**WHAT YOU HAVE TO DO:** Without the images, write out all of the following entries exactly.

Stored data
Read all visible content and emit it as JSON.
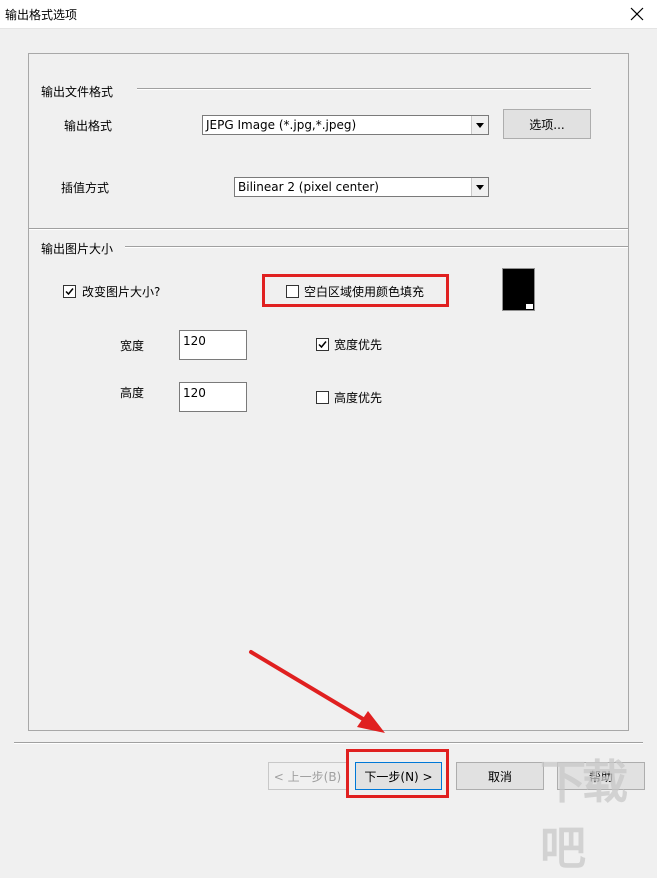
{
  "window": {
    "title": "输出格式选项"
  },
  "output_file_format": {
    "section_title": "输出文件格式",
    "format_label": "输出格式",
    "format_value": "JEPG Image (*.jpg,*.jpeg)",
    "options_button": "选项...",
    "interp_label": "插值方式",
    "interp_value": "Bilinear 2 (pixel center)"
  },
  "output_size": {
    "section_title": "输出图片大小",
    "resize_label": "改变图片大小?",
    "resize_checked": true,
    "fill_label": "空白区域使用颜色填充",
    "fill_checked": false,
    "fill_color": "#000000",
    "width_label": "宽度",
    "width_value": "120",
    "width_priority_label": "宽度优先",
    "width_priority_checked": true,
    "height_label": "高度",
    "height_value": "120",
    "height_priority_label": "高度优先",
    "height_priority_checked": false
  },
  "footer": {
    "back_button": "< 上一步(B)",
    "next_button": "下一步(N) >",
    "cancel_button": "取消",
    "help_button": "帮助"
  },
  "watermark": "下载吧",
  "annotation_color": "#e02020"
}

**FINAL RESULT:**
Read all visible content and emit it as JSON.
{
  "window": {
    "title": "输出格式选项"
  },
  "output_file_format": {
    "section_title": "输出文件格式",
    "format_label": "输出格式",
    "format_value": "JEPG Image (*.jpg,*.jpeg)",
    "options_button": "选项...",
    "interp_label": "插值方式",
    "interp_value": "Bilinear 2 (pixel center)"
  },
  "output_size": {
    "section_title": "输出图片大小",
    "resize_label": "改变图片大小?",
    "resize_checked": true,
    "fill_label": "空白区域使用颜色填充",
    "fill_checked": false,
    "fill_color": "#000000",
    "width_label": "宽度",
    "width_value": "120",
    "width_priority_label": "宽度优先",
    "width_priority_checked": true,
    "height_label": "高度",
    "height_value": "120",
    "height_priority_label": "高度优先",
    "height_priority_checked": false
  },
  "footer": {
    "back_button": "< 上一步(B)",
    "next_button": "下一步(N) >",
    "cancel_button": "取消",
    "help_button": "帮助"
  },
  "watermark": "下载吧",
  "annotation_color": "#e02020"
}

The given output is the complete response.